*** Supplied records
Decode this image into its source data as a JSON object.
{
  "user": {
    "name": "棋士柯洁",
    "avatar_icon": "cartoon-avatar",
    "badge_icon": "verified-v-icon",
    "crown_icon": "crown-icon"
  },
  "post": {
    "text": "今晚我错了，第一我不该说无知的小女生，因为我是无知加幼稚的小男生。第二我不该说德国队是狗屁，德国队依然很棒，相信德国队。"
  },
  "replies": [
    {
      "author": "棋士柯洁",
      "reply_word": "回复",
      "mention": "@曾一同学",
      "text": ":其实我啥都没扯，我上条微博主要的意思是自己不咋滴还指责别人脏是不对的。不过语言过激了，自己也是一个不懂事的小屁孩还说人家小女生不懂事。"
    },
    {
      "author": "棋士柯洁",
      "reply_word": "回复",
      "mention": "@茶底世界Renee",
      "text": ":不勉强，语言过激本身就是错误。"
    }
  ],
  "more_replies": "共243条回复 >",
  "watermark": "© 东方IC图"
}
******
What is asked: Go through the listing above and restate it word for word.

Full answer:
Decode this image into its source data as a JSON object.
{
  "user": {
    "name": "棋士柯洁",
    "avatar_icon": "cartoon-avatar",
    "badge_icon": "verified-v-icon",
    "crown_icon": "crown-icon"
  },
  "post": {
    "text": "今晚我错了，第一我不该说无知的小女生，因为我是无知加幼稚的小男生。第二我不该说德国队是狗屁，德国队依然很棒，相信德国队。"
  },
  "replies": [
    {
      "author": "棋士柯洁",
      "reply_word": "回复",
      "mention": "@曾一同学",
      "text": ":其实我啥都没扯，我上条微博主要的意思是自己不咋滴还指责别人脏是不对的。不过语言过激了，自己也是一个不懂事的小屁孩还说人家小女生不懂事。"
    },
    {
      "author": "棋士柯洁",
      "reply_word": "回复",
      "mention": "@茶底世界Renee",
      "text": ":不勉强，语言过激本身就是错误。"
    }
  ],
  "more_replies": "共243条回复 >",
  "watermark": "© 东方IC图"
}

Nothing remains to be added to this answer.